_What is needed_
The entries below are to be transcribed in full, without their images.

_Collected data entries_

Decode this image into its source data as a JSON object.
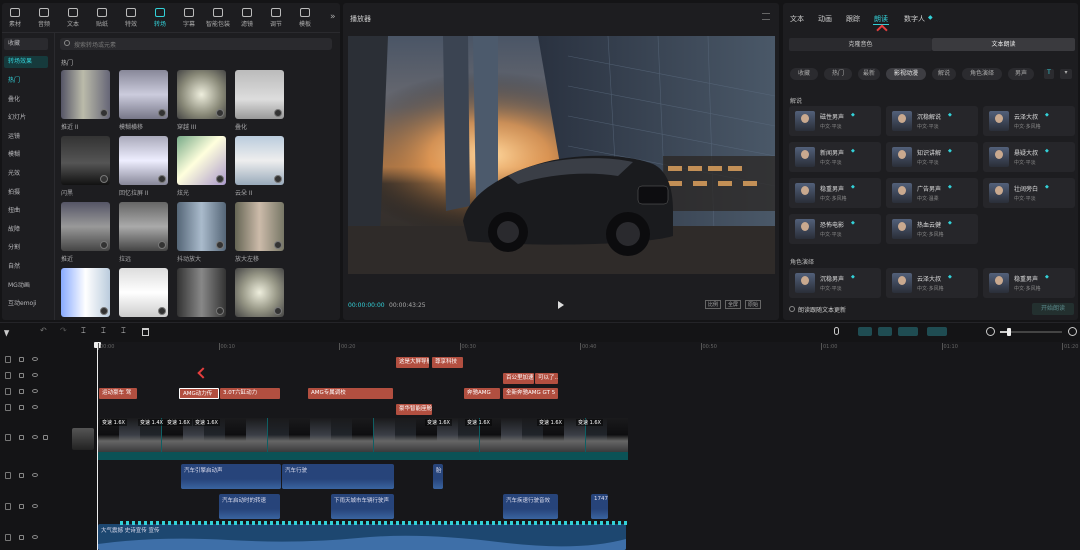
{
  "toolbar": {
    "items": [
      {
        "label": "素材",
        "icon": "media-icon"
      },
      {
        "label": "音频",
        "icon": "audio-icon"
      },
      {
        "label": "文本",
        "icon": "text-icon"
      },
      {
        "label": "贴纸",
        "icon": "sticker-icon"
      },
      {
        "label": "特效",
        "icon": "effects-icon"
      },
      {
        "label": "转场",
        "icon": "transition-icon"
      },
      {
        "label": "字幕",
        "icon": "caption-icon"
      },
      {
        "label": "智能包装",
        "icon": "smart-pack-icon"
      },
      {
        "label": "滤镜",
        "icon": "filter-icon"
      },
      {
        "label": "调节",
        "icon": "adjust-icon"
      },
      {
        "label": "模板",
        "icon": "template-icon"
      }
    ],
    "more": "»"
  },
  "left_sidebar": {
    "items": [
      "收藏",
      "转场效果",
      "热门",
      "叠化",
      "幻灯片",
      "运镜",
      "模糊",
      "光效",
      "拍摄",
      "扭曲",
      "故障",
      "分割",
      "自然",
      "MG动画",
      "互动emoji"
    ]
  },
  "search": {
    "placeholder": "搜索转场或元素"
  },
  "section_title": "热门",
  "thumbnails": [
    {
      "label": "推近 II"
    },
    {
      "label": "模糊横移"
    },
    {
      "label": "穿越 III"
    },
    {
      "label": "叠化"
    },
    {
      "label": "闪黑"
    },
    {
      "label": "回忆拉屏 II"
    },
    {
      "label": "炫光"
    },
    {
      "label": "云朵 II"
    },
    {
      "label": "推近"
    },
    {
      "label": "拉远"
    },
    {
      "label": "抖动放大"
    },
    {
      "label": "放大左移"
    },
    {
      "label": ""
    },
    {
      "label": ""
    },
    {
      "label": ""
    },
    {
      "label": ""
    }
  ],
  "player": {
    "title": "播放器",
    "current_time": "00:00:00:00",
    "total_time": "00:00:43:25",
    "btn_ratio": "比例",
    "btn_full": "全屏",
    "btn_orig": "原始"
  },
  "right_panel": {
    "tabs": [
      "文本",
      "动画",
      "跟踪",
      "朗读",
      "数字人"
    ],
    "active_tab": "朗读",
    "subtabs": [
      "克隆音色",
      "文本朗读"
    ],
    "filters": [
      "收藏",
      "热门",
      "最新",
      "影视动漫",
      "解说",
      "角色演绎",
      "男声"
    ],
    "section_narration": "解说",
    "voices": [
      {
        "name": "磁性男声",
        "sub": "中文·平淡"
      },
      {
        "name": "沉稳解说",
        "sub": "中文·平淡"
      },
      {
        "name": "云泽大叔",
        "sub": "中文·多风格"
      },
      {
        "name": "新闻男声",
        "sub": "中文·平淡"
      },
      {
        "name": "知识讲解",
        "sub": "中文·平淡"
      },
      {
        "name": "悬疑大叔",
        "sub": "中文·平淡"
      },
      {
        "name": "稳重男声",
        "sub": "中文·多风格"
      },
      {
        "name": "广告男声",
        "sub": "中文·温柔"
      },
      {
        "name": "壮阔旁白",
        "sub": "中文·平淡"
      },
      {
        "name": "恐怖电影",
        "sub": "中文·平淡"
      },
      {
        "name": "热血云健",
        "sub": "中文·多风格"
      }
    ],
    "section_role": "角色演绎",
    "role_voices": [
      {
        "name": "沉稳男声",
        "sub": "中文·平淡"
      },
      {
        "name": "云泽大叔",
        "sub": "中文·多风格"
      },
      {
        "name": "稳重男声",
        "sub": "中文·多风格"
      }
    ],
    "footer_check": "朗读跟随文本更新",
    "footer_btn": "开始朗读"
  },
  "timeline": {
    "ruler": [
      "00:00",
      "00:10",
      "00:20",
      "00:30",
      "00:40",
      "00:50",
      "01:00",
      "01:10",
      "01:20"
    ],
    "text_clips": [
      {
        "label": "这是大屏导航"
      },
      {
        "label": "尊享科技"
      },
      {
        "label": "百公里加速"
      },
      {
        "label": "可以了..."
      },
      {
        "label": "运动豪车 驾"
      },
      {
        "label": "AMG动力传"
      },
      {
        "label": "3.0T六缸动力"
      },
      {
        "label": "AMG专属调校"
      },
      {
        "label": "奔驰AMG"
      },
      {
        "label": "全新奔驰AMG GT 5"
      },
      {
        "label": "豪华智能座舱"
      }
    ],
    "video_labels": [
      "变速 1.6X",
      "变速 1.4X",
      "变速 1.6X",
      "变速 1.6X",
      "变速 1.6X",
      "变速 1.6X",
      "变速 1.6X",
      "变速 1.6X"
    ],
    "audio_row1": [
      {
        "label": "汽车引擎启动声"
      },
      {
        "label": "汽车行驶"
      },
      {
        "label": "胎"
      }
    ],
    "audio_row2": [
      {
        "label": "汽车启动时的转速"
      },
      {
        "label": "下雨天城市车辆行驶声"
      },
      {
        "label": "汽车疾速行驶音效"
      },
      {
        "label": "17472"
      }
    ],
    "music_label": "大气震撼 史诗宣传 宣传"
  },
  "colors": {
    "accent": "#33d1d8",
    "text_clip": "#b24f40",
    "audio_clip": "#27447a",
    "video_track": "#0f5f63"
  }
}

_Completed exercise_
Decode this image into its source data as a JSON object.
{
  "toolbar": {
    "items": [
      {
        "label": "素材",
        "icon": "media-icon"
      },
      {
        "label": "音频",
        "icon": "audio-icon"
      },
      {
        "label": "文本",
        "icon": "text-icon"
      },
      {
        "label": "贴纸",
        "icon": "sticker-icon"
      },
      {
        "label": "特效",
        "icon": "effects-icon"
      },
      {
        "label": "转场",
        "icon": "transition-icon"
      },
      {
        "label": "字幕",
        "icon": "caption-icon"
      },
      {
        "label": "智能包装",
        "icon": "smart-pack-icon"
      },
      {
        "label": "滤镜",
        "icon": "filter-icon"
      },
      {
        "label": "调节",
        "icon": "adjust-icon"
      },
      {
        "label": "模板",
        "icon": "template-icon"
      }
    ],
    "more": "»"
  },
  "left_sidebar": {
    "items": [
      "收藏",
      "转场效果",
      "热门",
      "叠化",
      "幻灯片",
      "运镜",
      "模糊",
      "光效",
      "拍摄",
      "扭曲",
      "故障",
      "分割",
      "自然",
      "MG动画",
      "互动emoji"
    ]
  },
  "search": {
    "placeholder": "搜索转场或元素"
  },
  "section_title": "热门",
  "thumbnails": [
    {
      "label": "推近 II"
    },
    {
      "label": "模糊横移"
    },
    {
      "label": "穿越 III"
    },
    {
      "label": "叠化"
    },
    {
      "label": "闪黑"
    },
    {
      "label": "回忆拉屏 II"
    },
    {
      "label": "炫光"
    },
    {
      "label": "云朵 II"
    },
    {
      "label": "推近"
    },
    {
      "label": "拉远"
    },
    {
      "label": "抖动放大"
    },
    {
      "label": "放大左移"
    },
    {
      "label": ""
    },
    {
      "label": ""
    },
    {
      "label": ""
    },
    {
      "label": ""
    }
  ],
  "player": {
    "title": "播放器",
    "current_time": "00:00:00:00",
    "total_time": "00:00:43:25",
    "btn_ratio": "比例",
    "btn_full": "全屏",
    "btn_orig": "原始"
  },
  "right_panel": {
    "tabs": [
      "文本",
      "动画",
      "跟踪",
      "朗读",
      "数字人"
    ],
    "active_tab": "朗读",
    "subtabs": [
      "克隆音色",
      "文本朗读"
    ],
    "filters": [
      "收藏",
      "热门",
      "最新",
      "影视动漫",
      "解说",
      "角色演绎",
      "男声"
    ],
    "section_narration": "解说",
    "voices": [
      {
        "name": "磁性男声",
        "sub": "中文·平淡"
      },
      {
        "name": "沉稳解说",
        "sub": "中文·平淡"
      },
      {
        "name": "云泽大叔",
        "sub": "中文·多风格"
      },
      {
        "name": "新闻男声",
        "sub": "中文·平淡"
      },
      {
        "name": "知识讲解",
        "sub": "中文·平淡"
      },
      {
        "name": "悬疑大叔",
        "sub": "中文·平淡"
      },
      {
        "name": "稳重男声",
        "sub": "中文·多风格"
      },
      {
        "name": "广告男声",
        "sub": "中文·温柔"
      },
      {
        "name": "壮阔旁白",
        "sub": "中文·平淡"
      },
      {
        "name": "恐怖电影",
        "sub": "中文·平淡"
      },
      {
        "name": "热血云健",
        "sub": "中文·多风格"
      }
    ],
    "section_role": "角色演绎",
    "role_voices": [
      {
        "name": "沉稳男声",
        "sub": "中文·平淡"
      },
      {
        "name": "云泽大叔",
        "sub": "中文·多风格"
      },
      {
        "name": "稳重男声",
        "sub": "中文·多风格"
      }
    ],
    "footer_check": "朗读跟随文本更新",
    "footer_btn": "开始朗读"
  },
  "timeline": {
    "ruler": [
      "00:00",
      "00:10",
      "00:20",
      "00:30",
      "00:40",
      "00:50",
      "01:00",
      "01:10",
      "01:20"
    ],
    "text_clips": [
      {
        "label": "这是大屏导航"
      },
      {
        "label": "尊享科技"
      },
      {
        "label": "百公里加速"
      },
      {
        "label": "可以了..."
      },
      {
        "label": "运动豪车 驾"
      },
      {
        "label": "AMG动力传"
      },
      {
        "label": "3.0T六缸动力"
      },
      {
        "label": "AMG专属调校"
      },
      {
        "label": "奔驰AMG"
      },
      {
        "label": "全新奔驰AMG GT 5"
      },
      {
        "label": "豪华智能座舱"
      }
    ],
    "video_labels": [
      "变速 1.6X",
      "变速 1.4X",
      "变速 1.6X",
      "变速 1.6X",
      "变速 1.6X",
      "变速 1.6X",
      "变速 1.6X",
      "变速 1.6X"
    ],
    "audio_row1": [
      {
        "label": "汽车引擎启动声"
      },
      {
        "label": "汽车行驶"
      },
      {
        "label": "胎"
      }
    ],
    "audio_row2": [
      {
        "label": "汽车启动时的转速"
      },
      {
        "label": "下雨天城市车辆行驶声"
      },
      {
        "label": "汽车疾速行驶音效"
      },
      {
        "label": "17472"
      }
    ],
    "music_label": "大气震撼 史诗宣传 宣传"
  },
  "colors": {
    "accent": "#33d1d8",
    "text_clip": "#b24f40",
    "audio_clip": "#27447a",
    "video_track": "#0f5f63"
  }
}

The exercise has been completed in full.